Stored data entries
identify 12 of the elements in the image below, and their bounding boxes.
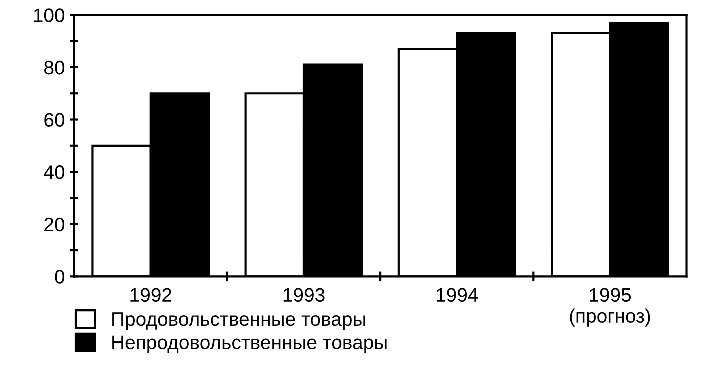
y-tick-label: 40: [44, 166, 65, 180]
y-tick-label: 80: [44, 60, 65, 75]
legend-label: Непродовольственные товары: [112, 336, 387, 354]
x-tick-label: 1994: [436, 288, 478, 302]
y-tick-label: 0: [55, 270, 65, 284]
y-tick-label: 100: [34, 8, 65, 22]
y-tick-label: 60: [44, 113, 65, 127]
legend-label: Продовольственные товары: [112, 312, 366, 330]
y-tick-label: 20: [44, 218, 65, 232]
x-tick-label: 1992: [130, 288, 172, 302]
x-tick-label: 1993: [284, 288, 325, 302]
x-tick-label: 1995 (прогноз): [570, 288, 650, 327]
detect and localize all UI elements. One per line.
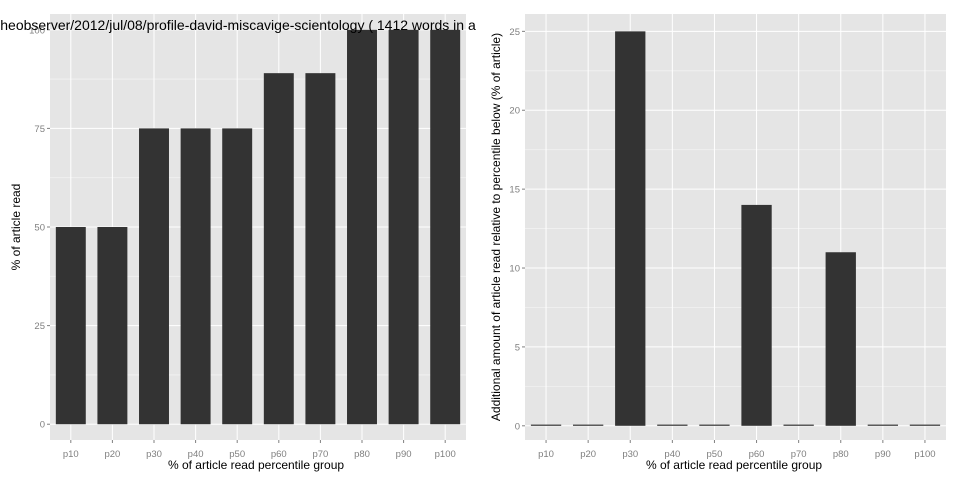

◆ **Task to complete**: Please write out all the records again with "elements" changed to "objects" and nothing else altered. Leave the pictures out of your answer.

◆ **Full answer**:
identify 12 of the objects in the image below, and their bounding boxes.
y-tick-label: 40: [44, 166, 65, 180]
y-tick-label: 80: [44, 60, 65, 75]
legend-label: Непродовольственные товары: [112, 336, 387, 354]
x-tick-label: 1994: [436, 288, 478, 302]
y-tick-label: 0: [55, 270, 65, 284]
y-tick-label: 100: [34, 8, 65, 22]
y-tick-label: 60: [44, 113, 65, 127]
legend-label: Продовольственные товары: [112, 312, 366, 330]
y-tick-label: 20: [44, 218, 65, 232]
x-tick-label: 1992: [130, 288, 172, 302]
x-tick-label: 1993: [284, 288, 325, 302]
x-tick-label: 1995 (прогноз): [570, 288, 650, 327]
detect and localize all UI objects. One per line.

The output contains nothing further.